:: Your objective ::
Pictures should be excluded; otherwise, copy every entry exactly.

:: Data section ::
****************

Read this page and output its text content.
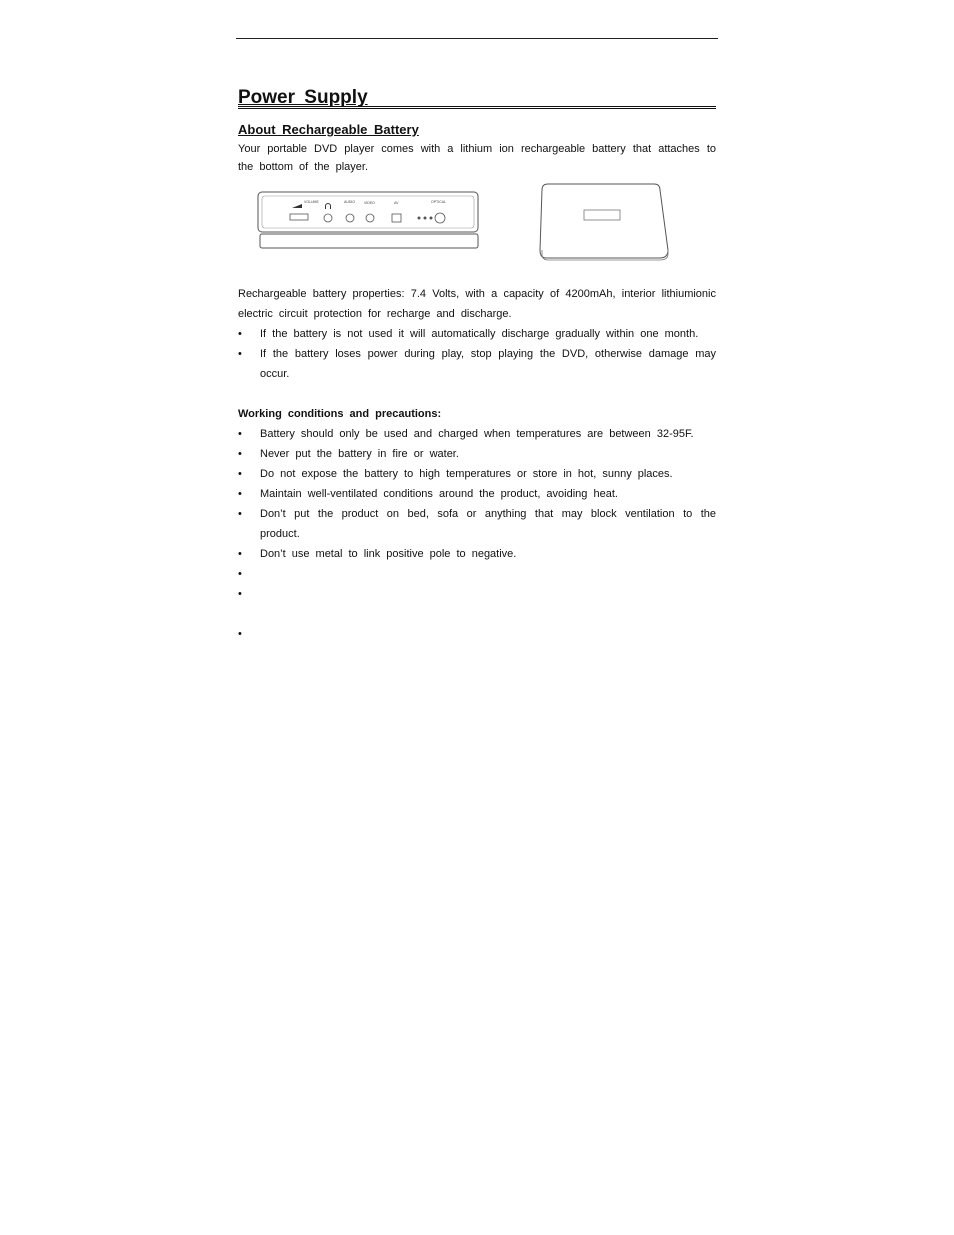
Power Supply
About Rechargeable Battery

Your portable DVD player comes with a lithium ion rechargeable battery that attaches to the bottom of the player.

VOLUME	AUDIO	VIDEO	AV	OPTICAL

Rechargeable battery properties: 7.4 Volts, with a capacity of 4200mAh, interior lithiumionic electric circuit protection for recharge and discharge.

• If the battery is not used it will automatically discharge gradually within one month.
• If the battery loses power during play, stop playing the DVD, otherwise damage may occur.
Working conditions and precautions:
• Battery should only be used and charged when temperatures are between 32-95F.
• Never put the battery in fire or water.
• Do not expose the battery to high temperatures or store in hot, sunny places.
• Maintain well-ventilated conditions around the product, avoiding heat.
• Don’t put the product on bed, sofa or anything that may block ventilation to the product.
• Don’t use metal to link positive pole to negative.
•
•
•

****************

:: Exercise output ::
Read this page and output its text content.
Power Supply
About Rechargeable Battery

Your portable DVD player comes with a lithium ion rechargeable battery that attaches to the bottom of the player.

VOLUME	AUDIO	VIDEO	AV	OPTICAL

Rechargeable battery properties: 7.4 Volts, with a capacity of 4200mAh, interior lithiumionic electric circuit protection for recharge and discharge.

• If the battery is not used it will automatically discharge gradually within one month.
• If the battery loses power during play, stop playing the DVD, otherwise damage may occur.
Working conditions and precautions:
• Battery should only be used and charged when temperatures are between 32-95F.
• Never put the battery in fire or water.
• Do not expose the battery to high temperatures or store in hot, sunny places.
• Maintain well-ventilated conditions around the product, avoiding heat.
• Don’t put the product on bed, sofa or anything that may block ventilation to the product.
• Don’t use metal to link positive pole to negative.
•
•
•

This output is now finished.